Task instructions:
Find every line below that contains the word "arbitrary" and copy it out.

☆ ☆ ☆ ☆ ☆

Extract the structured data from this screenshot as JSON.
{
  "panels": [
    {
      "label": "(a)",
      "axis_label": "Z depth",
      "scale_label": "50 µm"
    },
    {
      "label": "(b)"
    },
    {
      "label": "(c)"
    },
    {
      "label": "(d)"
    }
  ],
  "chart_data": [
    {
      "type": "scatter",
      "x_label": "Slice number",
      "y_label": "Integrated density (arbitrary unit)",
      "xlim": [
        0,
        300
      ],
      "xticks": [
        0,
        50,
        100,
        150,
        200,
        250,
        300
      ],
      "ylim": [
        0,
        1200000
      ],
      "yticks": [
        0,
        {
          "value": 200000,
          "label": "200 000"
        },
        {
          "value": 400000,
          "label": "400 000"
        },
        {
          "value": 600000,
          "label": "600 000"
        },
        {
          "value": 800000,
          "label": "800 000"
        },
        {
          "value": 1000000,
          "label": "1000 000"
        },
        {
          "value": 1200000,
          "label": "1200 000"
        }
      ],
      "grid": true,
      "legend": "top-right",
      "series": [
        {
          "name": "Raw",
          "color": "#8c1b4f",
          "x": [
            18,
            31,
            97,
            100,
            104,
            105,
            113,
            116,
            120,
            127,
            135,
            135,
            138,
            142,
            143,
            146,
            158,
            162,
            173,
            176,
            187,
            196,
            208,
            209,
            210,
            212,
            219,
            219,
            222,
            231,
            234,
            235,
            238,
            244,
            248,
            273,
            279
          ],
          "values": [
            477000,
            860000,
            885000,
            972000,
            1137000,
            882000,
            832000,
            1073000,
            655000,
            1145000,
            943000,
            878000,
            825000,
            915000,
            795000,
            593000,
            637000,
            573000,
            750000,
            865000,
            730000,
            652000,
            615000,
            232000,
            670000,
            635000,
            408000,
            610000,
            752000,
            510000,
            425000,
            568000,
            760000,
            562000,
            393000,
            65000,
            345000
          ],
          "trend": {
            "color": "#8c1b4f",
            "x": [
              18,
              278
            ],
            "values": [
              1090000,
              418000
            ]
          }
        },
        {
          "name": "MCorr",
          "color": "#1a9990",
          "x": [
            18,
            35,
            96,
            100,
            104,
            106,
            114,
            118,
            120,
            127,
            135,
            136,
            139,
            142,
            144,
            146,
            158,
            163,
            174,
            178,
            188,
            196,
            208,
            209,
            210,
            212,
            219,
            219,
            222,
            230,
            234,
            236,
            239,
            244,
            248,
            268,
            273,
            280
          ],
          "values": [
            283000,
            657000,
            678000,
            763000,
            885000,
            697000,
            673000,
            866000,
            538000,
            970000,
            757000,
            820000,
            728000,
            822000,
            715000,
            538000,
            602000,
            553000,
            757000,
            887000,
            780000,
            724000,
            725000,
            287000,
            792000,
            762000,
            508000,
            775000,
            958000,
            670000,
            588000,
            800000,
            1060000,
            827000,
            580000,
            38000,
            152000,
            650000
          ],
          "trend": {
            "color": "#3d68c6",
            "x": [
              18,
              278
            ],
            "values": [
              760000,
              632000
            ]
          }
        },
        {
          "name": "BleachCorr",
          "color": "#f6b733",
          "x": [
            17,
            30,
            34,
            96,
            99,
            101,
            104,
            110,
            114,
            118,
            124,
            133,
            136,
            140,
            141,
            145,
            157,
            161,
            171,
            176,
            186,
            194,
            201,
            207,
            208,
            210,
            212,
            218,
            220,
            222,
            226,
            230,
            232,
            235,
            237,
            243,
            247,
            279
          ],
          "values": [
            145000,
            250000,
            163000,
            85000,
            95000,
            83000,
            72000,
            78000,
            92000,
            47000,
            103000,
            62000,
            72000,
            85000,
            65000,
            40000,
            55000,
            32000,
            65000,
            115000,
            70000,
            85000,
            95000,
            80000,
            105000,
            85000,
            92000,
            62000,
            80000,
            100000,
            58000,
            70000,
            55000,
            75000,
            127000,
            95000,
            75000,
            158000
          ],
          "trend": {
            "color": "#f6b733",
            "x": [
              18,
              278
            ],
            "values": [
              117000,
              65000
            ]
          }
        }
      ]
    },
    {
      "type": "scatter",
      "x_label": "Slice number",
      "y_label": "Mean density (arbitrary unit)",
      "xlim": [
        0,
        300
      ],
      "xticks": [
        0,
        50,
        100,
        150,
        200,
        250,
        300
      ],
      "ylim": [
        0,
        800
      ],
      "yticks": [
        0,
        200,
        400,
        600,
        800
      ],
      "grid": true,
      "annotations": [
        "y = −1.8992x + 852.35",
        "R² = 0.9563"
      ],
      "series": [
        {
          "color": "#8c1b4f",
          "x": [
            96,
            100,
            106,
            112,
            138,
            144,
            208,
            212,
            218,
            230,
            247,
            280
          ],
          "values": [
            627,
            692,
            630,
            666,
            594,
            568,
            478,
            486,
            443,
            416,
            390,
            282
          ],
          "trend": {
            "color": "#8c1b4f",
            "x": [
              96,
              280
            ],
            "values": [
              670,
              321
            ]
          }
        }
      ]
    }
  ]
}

☆ ☆ ☆ ☆ ☆

Problem solution:
      "y_label": "Integrated density (arbitrary unit)",
      "y_label": "Mean density (arbitrary unit)",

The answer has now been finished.